- _RECORDS SHOWN_
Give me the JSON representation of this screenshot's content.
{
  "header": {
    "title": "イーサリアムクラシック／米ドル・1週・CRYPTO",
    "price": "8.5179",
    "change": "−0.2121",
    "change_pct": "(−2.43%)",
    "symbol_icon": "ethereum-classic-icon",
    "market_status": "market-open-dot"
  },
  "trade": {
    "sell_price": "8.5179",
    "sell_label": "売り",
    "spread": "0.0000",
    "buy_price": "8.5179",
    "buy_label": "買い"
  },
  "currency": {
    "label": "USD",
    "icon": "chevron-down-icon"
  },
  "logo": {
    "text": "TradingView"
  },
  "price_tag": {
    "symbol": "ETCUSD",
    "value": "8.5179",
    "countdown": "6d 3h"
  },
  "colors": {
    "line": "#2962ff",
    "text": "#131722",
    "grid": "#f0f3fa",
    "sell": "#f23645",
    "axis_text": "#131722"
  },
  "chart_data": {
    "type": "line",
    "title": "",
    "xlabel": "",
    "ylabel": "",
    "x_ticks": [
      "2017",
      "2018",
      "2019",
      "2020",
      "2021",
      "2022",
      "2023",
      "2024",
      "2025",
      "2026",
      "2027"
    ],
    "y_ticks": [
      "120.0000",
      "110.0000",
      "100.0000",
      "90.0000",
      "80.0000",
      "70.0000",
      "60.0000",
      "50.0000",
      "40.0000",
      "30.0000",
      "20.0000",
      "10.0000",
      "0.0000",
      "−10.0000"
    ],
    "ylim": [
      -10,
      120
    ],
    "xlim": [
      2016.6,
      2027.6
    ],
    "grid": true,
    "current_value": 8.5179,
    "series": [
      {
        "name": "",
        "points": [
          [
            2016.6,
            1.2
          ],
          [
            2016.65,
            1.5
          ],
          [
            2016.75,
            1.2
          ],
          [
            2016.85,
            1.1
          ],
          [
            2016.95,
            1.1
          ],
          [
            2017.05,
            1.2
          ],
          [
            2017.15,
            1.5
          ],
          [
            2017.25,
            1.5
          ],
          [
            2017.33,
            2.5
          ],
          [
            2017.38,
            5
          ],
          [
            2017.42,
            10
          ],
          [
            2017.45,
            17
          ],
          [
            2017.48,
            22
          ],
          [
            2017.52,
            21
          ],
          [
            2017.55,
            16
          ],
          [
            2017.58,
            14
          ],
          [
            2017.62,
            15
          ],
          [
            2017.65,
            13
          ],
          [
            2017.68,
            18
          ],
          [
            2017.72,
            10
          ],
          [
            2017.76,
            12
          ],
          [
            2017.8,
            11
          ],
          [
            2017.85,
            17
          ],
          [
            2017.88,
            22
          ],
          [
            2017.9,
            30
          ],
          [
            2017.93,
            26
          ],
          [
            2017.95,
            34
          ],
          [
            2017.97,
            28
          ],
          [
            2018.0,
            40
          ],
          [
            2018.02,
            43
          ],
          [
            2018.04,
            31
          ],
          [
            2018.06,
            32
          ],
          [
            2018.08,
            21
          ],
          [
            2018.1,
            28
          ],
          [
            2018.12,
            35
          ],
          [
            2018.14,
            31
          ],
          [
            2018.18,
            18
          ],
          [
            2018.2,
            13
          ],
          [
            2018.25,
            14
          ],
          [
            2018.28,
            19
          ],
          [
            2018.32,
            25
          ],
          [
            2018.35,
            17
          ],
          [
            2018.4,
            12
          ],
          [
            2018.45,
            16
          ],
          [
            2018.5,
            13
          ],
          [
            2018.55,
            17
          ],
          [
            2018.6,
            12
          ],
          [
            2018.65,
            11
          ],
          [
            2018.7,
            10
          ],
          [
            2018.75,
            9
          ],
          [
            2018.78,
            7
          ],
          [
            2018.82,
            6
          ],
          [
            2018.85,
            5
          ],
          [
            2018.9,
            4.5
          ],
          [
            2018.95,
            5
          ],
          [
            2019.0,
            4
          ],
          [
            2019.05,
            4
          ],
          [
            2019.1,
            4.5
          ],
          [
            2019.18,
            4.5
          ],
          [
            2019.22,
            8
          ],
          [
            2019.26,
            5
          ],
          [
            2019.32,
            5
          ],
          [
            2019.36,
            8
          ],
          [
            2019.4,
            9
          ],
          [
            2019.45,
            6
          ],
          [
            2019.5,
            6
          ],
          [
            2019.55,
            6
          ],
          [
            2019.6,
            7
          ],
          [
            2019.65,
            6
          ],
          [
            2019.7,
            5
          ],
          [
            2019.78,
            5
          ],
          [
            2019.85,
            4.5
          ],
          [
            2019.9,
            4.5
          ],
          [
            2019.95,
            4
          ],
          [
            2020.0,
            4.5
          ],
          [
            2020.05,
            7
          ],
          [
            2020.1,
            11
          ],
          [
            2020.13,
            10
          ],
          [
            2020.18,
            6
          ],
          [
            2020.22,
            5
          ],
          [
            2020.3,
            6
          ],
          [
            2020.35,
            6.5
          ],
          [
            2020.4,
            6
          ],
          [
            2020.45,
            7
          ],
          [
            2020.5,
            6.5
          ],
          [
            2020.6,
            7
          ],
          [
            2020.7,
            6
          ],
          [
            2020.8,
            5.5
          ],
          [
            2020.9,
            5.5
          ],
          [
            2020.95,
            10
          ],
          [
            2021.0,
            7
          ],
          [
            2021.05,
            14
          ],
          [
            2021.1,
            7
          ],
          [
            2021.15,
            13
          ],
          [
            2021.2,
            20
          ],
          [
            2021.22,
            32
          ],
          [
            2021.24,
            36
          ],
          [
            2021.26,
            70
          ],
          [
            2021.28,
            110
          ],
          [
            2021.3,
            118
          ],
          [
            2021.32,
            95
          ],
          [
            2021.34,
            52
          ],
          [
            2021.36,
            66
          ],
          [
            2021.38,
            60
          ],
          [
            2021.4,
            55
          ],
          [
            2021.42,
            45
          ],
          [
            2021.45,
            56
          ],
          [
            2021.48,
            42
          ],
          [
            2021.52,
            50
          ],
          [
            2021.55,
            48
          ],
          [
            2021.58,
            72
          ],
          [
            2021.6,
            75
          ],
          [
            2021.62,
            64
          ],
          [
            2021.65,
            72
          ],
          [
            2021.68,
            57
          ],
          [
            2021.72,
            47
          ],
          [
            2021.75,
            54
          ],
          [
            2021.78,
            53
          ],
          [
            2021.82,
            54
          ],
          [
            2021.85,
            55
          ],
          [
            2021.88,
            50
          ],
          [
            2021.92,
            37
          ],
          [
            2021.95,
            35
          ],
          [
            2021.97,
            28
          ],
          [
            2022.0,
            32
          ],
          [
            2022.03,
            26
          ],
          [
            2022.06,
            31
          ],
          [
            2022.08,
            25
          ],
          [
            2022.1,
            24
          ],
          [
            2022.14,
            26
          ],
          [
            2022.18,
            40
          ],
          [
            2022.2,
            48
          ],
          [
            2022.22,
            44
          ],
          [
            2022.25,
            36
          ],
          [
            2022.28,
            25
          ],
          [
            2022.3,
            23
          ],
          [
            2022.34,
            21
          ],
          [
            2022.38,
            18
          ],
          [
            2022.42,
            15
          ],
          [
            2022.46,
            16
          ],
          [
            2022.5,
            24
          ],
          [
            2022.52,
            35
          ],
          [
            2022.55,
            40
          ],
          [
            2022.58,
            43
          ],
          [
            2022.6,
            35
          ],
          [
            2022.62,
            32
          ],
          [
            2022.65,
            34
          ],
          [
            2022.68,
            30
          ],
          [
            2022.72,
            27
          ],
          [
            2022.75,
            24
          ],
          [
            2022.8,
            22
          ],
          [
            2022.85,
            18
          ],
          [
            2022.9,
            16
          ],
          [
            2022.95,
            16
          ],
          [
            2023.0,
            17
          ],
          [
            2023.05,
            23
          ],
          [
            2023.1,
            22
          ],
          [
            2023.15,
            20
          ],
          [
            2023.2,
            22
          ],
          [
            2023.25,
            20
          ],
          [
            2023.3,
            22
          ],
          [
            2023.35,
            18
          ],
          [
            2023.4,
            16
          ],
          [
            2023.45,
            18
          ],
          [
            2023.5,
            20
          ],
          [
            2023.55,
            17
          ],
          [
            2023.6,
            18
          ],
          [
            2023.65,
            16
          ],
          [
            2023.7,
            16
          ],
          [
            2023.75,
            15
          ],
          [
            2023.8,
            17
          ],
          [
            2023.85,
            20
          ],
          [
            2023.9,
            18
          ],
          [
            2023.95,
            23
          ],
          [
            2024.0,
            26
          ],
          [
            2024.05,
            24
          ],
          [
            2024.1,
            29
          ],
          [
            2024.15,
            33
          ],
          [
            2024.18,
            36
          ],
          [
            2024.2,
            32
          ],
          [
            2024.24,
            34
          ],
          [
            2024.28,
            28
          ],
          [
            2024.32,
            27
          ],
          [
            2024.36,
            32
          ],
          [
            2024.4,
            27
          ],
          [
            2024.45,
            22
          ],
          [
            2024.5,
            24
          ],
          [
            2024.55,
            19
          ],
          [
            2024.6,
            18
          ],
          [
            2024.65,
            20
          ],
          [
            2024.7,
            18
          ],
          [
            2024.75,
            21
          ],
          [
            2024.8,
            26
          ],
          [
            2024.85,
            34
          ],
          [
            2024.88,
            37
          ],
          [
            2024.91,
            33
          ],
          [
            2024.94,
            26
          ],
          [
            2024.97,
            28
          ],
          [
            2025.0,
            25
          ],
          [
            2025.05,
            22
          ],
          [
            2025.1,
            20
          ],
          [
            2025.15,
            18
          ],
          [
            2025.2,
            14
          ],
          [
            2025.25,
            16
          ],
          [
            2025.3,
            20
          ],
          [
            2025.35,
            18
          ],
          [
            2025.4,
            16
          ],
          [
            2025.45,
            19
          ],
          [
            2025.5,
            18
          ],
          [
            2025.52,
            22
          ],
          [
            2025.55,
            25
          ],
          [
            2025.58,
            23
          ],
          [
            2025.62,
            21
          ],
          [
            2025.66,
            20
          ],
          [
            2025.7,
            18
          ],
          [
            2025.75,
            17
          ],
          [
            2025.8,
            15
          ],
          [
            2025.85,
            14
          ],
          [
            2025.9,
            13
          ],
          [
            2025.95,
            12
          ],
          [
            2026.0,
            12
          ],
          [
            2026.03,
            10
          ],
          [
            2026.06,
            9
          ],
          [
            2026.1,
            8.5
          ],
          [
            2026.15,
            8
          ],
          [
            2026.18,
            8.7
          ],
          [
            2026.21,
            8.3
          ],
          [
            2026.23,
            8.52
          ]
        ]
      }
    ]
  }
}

- _GOAL OF THE EXERCISE_
Return only those lines of the records that contain the string "icon".

- _SOLUTION TO THE PROBLEM_
    "symbol_icon": "ethereum-classic-icon",
    "icon": "chevron-down-icon"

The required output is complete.